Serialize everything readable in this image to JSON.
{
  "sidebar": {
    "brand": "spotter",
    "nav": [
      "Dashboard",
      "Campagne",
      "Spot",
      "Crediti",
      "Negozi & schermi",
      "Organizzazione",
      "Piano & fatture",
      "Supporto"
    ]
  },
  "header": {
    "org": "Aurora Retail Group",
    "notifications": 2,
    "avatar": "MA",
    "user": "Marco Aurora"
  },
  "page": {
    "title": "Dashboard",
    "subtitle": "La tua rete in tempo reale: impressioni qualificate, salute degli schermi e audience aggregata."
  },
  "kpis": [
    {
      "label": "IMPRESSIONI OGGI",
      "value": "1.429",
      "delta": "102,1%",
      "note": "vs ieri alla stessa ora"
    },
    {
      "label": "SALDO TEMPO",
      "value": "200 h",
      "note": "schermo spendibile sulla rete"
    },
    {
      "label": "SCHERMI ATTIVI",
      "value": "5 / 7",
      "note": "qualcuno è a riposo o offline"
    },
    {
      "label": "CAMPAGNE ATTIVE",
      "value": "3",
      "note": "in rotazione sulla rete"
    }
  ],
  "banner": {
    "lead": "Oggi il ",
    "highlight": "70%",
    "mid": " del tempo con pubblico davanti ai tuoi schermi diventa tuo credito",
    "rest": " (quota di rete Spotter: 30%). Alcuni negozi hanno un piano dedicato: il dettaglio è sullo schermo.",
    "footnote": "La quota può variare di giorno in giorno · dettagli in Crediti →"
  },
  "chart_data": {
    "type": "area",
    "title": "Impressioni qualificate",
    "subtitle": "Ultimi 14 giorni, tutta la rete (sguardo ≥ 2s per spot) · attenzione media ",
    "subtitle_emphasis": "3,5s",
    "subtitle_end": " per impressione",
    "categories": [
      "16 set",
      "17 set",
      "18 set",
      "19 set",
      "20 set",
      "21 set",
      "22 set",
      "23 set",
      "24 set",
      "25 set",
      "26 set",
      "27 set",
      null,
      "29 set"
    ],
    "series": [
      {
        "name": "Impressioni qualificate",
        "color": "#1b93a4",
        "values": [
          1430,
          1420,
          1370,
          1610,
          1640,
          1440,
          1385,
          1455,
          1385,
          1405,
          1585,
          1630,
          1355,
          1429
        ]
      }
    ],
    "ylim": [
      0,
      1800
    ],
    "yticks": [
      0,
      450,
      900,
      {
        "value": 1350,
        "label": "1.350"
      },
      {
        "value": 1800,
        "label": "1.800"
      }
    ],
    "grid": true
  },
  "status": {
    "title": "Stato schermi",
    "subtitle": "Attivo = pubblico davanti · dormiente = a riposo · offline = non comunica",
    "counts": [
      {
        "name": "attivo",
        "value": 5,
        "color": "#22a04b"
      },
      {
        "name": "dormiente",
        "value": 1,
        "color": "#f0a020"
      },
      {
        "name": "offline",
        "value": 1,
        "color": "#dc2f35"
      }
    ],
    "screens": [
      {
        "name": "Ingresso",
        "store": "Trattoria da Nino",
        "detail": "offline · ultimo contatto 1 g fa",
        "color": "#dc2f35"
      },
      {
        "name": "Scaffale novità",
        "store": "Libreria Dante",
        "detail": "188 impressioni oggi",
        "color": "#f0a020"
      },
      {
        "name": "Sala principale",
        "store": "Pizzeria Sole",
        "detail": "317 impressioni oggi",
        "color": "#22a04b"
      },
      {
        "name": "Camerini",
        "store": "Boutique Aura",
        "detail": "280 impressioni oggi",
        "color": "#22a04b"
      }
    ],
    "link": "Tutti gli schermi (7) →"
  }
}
—————
Type out all of the material again, word for word.

Serialize everything readable in this image to JSON.
{
  "sidebar": {
    "brand": "spotter",
    "nav": [
      "Dashboard",
      "Campagne",
      "Spot",
      "Crediti",
      "Negozi & schermi",
      "Organizzazione",
      "Piano & fatture",
      "Supporto"
    ]
  },
  "header": {
    "org": "Aurora Retail Group",
    "notifications": 2,
    "avatar": "MA",
    "user": "Marco Aurora"
  },
  "page": {
    "title": "Dashboard",
    "subtitle": "La tua rete in tempo reale: impressioni qualificate, salute degli schermi e audience aggregata."
  },
  "kpis": [
    {
      "label": "IMPRESSIONI OGGI",
      "value": "1.429",
      "delta": "102,1%",
      "note": "vs ieri alla stessa ora"
    },
    {
      "label": "SALDO TEMPO",
      "value": "200 h",
      "note": "schermo spendibile sulla rete"
    },
    {
      "label": "SCHERMI ATTIVI",
      "value": "5 / 7",
      "note": "qualcuno è a riposo o offline"
    },
    {
      "label": "CAMPAGNE ATTIVE",
      "value": "3",
      "note": "in rotazione sulla rete"
    }
  ],
  "banner": {
    "lead": "Oggi il ",
    "highlight": "70%",
    "mid": " del tempo con pubblico davanti ai tuoi schermi diventa tuo credito",
    "rest": " (quota di rete Spotter: 30%). Alcuni negozi hanno un piano dedicato: il dettaglio è sullo schermo.",
    "footnote": "La quota può variare di giorno in giorno · dettagli in Crediti →"
  },
  "chart_data": {
    "type": "area",
    "title": "Impressioni qualificate",
    "subtitle": "Ultimi 14 giorni, tutta la rete (sguardo ≥ 2s per spot) · attenzione media ",
    "subtitle_emphasis": "3,5s",
    "subtitle_end": " per impressione",
    "categories": [
      "16 set",
      "17 set",
      "18 set",
      "19 set",
      "20 set",
      "21 set",
      "22 set",
      "23 set",
      "24 set",
      "25 set",
      "26 set",
      "27 set",
      null,
      "29 set"
    ],
    "series": [
      {
        "name": "Impressioni qualificate",
        "color": "#1b93a4",
        "values": [
          1430,
          1420,
          1370,
          1610,
          1640,
          1440,
          1385,
          1455,
          1385,
          1405,
          1585,
          1630,
          1355,
          1429
        ]
      }
    ],
    "ylim": [
      0,
      1800
    ],
    "yticks": [
      0,
      450,
      900,
      {
        "value": 1350,
        "label": "1.350"
      },
      {
        "value": 1800,
        "label": "1.800"
      }
    ],
    "grid": true
  },
  "status": {
    "title": "Stato schermi",
    "subtitle": "Attivo = pubblico davanti · dormiente = a riposo · offline = non comunica",
    "counts": [
      {
        "name": "attivo",
        "value": 5,
        "color": "#22a04b"
      },
      {
        "name": "dormiente",
        "value": 1,
        "color": "#f0a020"
      },
      {
        "name": "offline",
        "value": 1,
        "color": "#dc2f35"
      }
    ],
    "screens": [
      {
        "name": "Ingresso",
        "store": "Trattoria da Nino",
        "detail": "offline · ultimo contatto 1 g fa",
        "color": "#dc2f35"
      },
      {
        "name": "Scaffale novità",
        "store": "Libreria Dante",
        "detail": "188 impressioni oggi",
        "color": "#f0a020"
      },
      {
        "name": "Sala principale",
        "store": "Pizzeria Sole",
        "detail": "317 impressioni oggi",
        "color": "#22a04b"
      },
      {
        "name": "Camerini",
        "store": "Boutique Aura",
        "detail": "280 impressioni oggi",
        "color": "#22a04b"
      }
    ],
    "link": "Tutti gli schermi (7) →"
  }
}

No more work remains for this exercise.